-- begin PROVIDED RECORDS --
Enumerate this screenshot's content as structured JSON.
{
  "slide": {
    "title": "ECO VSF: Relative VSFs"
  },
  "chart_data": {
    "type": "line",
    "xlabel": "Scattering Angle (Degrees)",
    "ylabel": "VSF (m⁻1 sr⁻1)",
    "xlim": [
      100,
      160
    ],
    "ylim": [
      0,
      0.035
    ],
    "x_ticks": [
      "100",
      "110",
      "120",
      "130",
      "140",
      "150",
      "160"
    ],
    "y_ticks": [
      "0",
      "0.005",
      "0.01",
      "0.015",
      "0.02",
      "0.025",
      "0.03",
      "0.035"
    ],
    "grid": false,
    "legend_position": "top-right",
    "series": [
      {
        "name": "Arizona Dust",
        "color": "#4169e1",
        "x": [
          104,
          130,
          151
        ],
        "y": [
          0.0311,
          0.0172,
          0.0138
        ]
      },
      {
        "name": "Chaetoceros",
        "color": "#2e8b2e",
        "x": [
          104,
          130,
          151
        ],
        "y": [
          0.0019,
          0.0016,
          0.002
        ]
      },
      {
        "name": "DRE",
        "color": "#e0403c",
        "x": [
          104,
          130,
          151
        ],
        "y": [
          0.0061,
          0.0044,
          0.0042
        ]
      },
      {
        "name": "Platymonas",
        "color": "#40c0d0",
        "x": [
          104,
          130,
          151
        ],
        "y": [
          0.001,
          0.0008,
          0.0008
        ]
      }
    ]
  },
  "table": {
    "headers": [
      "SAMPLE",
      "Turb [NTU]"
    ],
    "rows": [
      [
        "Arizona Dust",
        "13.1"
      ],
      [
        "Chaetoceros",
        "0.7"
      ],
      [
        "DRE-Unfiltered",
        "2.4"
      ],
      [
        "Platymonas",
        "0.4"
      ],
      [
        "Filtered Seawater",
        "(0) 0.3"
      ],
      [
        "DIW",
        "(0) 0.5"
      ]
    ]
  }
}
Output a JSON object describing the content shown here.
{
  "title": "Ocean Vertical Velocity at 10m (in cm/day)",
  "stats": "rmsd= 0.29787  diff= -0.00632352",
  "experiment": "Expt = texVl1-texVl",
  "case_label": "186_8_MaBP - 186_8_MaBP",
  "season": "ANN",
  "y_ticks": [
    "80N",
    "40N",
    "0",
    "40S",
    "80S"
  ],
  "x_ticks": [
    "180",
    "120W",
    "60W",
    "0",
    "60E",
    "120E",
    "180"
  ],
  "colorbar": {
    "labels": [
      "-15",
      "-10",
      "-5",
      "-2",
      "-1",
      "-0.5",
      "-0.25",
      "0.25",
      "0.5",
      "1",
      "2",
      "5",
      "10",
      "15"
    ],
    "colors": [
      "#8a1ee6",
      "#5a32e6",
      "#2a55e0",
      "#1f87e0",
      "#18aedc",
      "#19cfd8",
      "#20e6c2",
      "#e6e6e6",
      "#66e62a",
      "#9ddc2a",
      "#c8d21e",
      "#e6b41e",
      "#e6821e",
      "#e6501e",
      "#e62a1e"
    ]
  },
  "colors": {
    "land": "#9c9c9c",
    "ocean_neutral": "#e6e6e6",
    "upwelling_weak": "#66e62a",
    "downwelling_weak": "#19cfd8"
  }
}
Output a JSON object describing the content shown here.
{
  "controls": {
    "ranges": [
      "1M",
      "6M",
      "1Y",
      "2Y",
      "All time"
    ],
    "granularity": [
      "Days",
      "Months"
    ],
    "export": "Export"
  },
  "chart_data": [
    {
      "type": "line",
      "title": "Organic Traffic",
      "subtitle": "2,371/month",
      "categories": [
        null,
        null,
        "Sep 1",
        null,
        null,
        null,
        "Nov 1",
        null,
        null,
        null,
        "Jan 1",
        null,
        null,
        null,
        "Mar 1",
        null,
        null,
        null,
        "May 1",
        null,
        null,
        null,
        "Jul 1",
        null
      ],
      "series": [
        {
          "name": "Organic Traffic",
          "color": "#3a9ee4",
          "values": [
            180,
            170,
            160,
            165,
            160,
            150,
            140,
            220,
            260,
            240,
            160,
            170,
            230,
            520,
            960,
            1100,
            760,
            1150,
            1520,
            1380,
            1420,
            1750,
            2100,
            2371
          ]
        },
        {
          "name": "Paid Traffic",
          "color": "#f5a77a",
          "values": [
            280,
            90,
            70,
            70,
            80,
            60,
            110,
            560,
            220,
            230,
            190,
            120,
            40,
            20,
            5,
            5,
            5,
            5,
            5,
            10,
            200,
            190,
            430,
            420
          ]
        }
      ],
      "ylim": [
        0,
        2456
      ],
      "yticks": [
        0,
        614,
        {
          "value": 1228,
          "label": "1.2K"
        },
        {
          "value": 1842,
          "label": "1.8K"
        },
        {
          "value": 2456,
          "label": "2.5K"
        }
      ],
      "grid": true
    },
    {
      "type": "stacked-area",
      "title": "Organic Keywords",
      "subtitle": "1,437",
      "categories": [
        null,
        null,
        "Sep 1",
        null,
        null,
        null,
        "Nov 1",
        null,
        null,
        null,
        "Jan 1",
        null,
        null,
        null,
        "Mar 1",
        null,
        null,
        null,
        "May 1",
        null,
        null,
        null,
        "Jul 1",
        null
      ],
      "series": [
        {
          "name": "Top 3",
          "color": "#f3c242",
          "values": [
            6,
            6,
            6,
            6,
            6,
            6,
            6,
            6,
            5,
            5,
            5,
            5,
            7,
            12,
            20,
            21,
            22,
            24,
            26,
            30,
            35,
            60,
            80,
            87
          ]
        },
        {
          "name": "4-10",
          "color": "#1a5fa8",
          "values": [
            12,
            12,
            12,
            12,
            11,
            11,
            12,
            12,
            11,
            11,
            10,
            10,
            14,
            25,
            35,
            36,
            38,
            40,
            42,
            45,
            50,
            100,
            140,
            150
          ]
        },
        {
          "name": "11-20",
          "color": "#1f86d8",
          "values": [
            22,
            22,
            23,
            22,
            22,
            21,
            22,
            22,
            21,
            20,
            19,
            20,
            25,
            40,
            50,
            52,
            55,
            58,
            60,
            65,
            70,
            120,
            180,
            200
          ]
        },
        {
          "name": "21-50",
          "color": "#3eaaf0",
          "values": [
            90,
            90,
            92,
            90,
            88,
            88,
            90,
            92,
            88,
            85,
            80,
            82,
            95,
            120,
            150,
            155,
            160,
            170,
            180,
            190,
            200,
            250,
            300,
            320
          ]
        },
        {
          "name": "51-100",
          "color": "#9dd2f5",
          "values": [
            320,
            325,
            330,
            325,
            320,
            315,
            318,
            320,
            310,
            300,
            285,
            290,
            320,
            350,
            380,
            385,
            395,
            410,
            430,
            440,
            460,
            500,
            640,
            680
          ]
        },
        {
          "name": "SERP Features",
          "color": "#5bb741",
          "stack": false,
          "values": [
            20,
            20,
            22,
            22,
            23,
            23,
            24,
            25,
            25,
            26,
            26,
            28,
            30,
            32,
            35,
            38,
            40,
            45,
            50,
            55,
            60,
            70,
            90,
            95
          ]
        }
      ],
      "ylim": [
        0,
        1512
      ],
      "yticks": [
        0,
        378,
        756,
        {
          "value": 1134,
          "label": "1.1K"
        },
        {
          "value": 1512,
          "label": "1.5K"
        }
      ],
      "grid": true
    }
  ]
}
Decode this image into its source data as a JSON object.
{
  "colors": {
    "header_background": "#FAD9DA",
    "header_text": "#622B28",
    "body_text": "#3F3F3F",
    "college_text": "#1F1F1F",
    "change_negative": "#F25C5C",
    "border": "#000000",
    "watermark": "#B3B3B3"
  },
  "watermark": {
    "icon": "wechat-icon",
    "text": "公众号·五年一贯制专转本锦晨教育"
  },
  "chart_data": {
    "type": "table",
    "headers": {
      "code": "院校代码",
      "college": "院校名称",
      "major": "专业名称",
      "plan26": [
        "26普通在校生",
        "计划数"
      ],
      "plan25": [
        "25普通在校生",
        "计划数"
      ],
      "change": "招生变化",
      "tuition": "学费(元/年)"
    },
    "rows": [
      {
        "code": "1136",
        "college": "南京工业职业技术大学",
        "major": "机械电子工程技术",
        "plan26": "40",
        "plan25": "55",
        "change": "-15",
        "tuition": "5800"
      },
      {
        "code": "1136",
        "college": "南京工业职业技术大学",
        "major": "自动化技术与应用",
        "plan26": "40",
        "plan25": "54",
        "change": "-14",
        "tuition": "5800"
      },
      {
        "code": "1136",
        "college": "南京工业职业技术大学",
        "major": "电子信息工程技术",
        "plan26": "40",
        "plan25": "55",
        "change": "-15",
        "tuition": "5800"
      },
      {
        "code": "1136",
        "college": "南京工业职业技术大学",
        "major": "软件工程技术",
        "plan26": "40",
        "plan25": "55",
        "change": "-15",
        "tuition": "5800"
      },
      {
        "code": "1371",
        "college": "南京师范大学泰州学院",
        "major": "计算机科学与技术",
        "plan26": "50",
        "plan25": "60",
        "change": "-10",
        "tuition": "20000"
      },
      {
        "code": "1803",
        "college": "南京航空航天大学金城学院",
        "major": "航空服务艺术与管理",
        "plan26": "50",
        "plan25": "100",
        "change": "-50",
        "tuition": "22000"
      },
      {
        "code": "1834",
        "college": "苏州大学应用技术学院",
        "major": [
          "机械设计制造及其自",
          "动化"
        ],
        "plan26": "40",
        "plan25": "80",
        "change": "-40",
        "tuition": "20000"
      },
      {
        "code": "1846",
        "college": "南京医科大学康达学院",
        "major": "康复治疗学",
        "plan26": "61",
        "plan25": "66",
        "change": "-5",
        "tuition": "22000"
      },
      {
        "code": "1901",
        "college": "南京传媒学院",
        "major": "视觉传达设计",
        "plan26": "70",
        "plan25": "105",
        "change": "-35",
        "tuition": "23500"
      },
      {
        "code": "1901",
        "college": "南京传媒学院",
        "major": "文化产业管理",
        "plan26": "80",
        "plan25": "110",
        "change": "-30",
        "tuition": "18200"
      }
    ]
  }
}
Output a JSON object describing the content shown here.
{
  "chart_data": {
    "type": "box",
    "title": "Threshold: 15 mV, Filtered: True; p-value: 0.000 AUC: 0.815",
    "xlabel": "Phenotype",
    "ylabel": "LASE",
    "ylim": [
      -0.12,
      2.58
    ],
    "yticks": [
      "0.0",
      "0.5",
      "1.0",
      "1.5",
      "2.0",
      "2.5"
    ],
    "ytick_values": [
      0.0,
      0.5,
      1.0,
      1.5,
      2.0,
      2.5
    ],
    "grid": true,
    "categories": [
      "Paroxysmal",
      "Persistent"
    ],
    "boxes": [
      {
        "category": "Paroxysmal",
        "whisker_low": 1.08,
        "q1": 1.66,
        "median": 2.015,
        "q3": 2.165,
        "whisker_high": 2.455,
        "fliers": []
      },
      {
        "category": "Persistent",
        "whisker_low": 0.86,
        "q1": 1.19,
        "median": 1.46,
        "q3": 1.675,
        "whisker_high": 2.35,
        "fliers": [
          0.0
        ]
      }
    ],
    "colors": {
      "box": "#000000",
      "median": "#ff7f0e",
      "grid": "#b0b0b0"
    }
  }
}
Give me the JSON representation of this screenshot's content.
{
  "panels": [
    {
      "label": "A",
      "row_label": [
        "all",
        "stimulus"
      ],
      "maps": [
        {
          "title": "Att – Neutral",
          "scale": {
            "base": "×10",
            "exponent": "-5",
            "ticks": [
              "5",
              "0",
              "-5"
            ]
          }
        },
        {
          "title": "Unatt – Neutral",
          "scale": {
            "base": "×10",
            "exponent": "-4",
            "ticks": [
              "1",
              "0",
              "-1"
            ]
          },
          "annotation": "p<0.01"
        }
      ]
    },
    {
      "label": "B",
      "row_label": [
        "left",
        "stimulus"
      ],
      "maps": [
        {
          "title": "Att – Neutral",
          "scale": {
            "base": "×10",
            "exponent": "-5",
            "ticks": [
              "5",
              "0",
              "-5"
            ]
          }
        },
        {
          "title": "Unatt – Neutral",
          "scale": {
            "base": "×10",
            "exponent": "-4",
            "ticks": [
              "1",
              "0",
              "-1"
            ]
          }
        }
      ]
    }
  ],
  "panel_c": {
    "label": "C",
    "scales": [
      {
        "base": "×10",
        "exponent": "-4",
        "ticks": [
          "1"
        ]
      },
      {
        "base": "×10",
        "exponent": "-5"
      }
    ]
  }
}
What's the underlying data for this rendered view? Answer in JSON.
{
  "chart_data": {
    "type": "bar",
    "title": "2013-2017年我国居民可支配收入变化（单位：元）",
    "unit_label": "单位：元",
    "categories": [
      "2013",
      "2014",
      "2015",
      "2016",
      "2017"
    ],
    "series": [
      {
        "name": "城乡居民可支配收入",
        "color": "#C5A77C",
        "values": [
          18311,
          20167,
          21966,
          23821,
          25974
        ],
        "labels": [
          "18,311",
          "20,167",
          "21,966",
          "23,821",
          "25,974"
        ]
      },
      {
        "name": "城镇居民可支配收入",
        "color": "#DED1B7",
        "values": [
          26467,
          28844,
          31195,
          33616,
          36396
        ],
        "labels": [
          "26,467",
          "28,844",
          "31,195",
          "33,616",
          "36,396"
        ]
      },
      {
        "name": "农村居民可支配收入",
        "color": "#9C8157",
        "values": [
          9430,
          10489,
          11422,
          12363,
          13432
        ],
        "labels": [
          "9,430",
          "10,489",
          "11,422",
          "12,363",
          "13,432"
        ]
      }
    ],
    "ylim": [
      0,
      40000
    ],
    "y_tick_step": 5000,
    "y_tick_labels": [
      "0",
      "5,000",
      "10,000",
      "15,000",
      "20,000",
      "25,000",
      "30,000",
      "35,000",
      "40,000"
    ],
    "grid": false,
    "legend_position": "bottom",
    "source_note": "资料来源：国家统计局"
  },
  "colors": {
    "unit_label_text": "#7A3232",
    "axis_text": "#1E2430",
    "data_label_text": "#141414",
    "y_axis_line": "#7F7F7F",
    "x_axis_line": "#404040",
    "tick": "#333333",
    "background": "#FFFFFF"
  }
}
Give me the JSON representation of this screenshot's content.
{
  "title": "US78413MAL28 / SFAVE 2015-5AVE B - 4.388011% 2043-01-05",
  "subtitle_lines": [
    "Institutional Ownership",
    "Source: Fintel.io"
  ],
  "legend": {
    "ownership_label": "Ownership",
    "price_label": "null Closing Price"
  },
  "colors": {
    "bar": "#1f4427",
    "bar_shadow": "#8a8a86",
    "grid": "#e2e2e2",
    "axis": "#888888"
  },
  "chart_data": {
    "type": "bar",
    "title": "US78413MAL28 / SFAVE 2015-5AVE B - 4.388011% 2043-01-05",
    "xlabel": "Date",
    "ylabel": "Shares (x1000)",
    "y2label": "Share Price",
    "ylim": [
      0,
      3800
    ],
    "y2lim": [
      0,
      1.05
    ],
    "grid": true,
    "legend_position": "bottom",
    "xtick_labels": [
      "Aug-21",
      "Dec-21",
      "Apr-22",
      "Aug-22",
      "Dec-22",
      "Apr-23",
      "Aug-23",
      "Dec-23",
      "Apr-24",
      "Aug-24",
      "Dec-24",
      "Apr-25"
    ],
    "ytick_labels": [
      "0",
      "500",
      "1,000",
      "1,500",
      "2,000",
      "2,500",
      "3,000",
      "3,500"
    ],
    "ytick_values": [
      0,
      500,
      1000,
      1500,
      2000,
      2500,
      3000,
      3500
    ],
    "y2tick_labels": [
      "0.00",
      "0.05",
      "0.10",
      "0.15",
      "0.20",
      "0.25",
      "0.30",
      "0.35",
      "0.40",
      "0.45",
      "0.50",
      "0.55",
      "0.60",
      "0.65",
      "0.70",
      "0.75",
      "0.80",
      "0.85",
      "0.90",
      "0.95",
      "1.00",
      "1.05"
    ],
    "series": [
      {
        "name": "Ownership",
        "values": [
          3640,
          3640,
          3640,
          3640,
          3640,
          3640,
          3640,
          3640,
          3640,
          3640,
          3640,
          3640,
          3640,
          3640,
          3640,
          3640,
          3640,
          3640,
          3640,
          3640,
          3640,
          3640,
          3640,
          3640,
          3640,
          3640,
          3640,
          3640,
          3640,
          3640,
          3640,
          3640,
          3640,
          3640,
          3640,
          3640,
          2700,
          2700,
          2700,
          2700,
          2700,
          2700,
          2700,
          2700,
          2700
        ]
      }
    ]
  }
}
-- end PROVIDED RECORDS --
### WORK TO COMPLETE
Say how many lines contain the string "Ownership", giving nothing but the count.

### TASK ANSWER
3